Tasks ▸
- a) In the text on 2022 network outages, how many of Cloudflare's data centers did the June outage hit?
- b) Continue the text on 2022 network outages from where it stops.

Supplied passage ▸
+===+

Network outages intensified and affected more users and services in 2022

A year in outages: 2022 saw various high-profile outages take down apps and services. Many of these outages global in scale, indicating continued stress on an overburdened infrastructure that’s become unmanageable.

Outages were caused by human error, bad software updates, and carelessness on the part of system administrators. Let’s look at the litany of outages that took down services in 2022.

January

  • Apple started the year with a monumental iCloud outage that took down Apple Web Apps, iCloud Backup, iCloud Mail, iMessage, and iCloud Photos, which were inaccessible or offline across the world for two days.

April

  • Thousands of YouTube viewers and PlayStation Network gamers were booted offline as an overloaded network infrastructure continued to take its toll on high-bandwidth services. 

May

  • Xbox Live spoiled gamers’ weekends as a massive outage prevented players from launching cloud games, making purchases, and signing into accounts.

June

  • An outage hit 19 of Cloudflare’s data centers, resulting in Amazon, Twitch, AWS, Steam, Coinbase, Telegram, Discord, DoorDash, GitLab, and others going dark for some users. Cloudflare’s outage affected roughly 50% of all global HTTP requests handled by the content delivery network.

July

  • A heat wave knocked out Google and Oracle data centers in the UK, exposing the fragility of thermally challenged data centers during summer months and extreme weather spikes.

+===+

Excerpted records ▸
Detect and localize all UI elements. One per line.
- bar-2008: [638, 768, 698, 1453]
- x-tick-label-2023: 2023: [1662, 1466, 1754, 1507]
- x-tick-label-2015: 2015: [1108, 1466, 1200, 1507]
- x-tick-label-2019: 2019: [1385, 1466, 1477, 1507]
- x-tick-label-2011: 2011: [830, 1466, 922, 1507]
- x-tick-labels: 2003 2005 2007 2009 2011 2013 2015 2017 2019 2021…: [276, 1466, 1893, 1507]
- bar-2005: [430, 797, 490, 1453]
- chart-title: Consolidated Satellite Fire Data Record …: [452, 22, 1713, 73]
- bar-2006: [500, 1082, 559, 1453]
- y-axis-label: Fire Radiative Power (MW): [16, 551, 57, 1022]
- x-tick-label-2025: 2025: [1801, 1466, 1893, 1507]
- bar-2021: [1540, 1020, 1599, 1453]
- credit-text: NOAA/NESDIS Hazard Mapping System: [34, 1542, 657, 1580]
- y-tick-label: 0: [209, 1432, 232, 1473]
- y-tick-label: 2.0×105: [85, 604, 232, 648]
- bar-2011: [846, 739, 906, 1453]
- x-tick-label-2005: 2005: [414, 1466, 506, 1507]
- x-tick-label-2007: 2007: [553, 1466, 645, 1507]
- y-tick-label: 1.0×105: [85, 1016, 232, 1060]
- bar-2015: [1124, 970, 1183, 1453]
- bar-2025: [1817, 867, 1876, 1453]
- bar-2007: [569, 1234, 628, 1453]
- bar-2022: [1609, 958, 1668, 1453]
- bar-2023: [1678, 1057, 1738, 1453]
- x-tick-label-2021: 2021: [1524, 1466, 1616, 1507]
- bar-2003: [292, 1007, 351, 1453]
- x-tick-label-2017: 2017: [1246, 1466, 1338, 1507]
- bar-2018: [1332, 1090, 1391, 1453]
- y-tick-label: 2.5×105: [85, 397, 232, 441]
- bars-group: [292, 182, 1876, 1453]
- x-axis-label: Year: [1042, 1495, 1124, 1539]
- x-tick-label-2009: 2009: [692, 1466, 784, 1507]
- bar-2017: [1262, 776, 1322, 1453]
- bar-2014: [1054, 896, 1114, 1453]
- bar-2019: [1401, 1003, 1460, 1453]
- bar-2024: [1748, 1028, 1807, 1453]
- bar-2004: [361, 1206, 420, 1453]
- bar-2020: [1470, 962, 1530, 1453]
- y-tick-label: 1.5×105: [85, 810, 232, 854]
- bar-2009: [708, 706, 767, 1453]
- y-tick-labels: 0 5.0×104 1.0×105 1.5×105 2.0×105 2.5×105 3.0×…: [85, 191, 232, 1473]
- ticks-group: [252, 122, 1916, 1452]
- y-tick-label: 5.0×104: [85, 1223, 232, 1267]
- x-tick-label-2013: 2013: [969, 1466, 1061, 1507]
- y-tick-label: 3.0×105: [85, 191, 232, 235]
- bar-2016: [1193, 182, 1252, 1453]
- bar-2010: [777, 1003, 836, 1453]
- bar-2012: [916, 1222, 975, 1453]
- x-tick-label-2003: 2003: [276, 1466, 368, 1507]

+===+

Per-task outputs ▸
- a) 19

- b)
  • In Canada, a nationwide Rogers outage took out a quarter of broadband, payment systems, transport, government access, healthcare, and even 911 calls

October

  • South Korean super app Kakao had a nationwide outage that disrupted communication, prevented mobile payments from going through, and stranded passengers trying to use ride-sharing services.
  • WhatsApp, Meta’s messaging app, suffered a significant outage for two hours, which resulted in spiking global searches for alternative messaging apps.
  • Meta’s services continued to have outage issues, with Instagram booting off thousands of users and suspending their accounts for no apparent reason. 

December

  • Rackspace had a multiday outage that took down email and Microsoft Exchange services for thousands of users, exposing the danger of relying on third-party hosting companies.

Key takeaways: Recent outages aren't just more frequent—they have also been taking longer to resolve than previously, indicating that massive growth is quickly becoming unmanageable even for companies with considerable resources.

Consumer broadband data consumption has reached a milestone of more than half a terabyte each month, an increase of 165% compared with the 203 GB monthly consumption in 2017.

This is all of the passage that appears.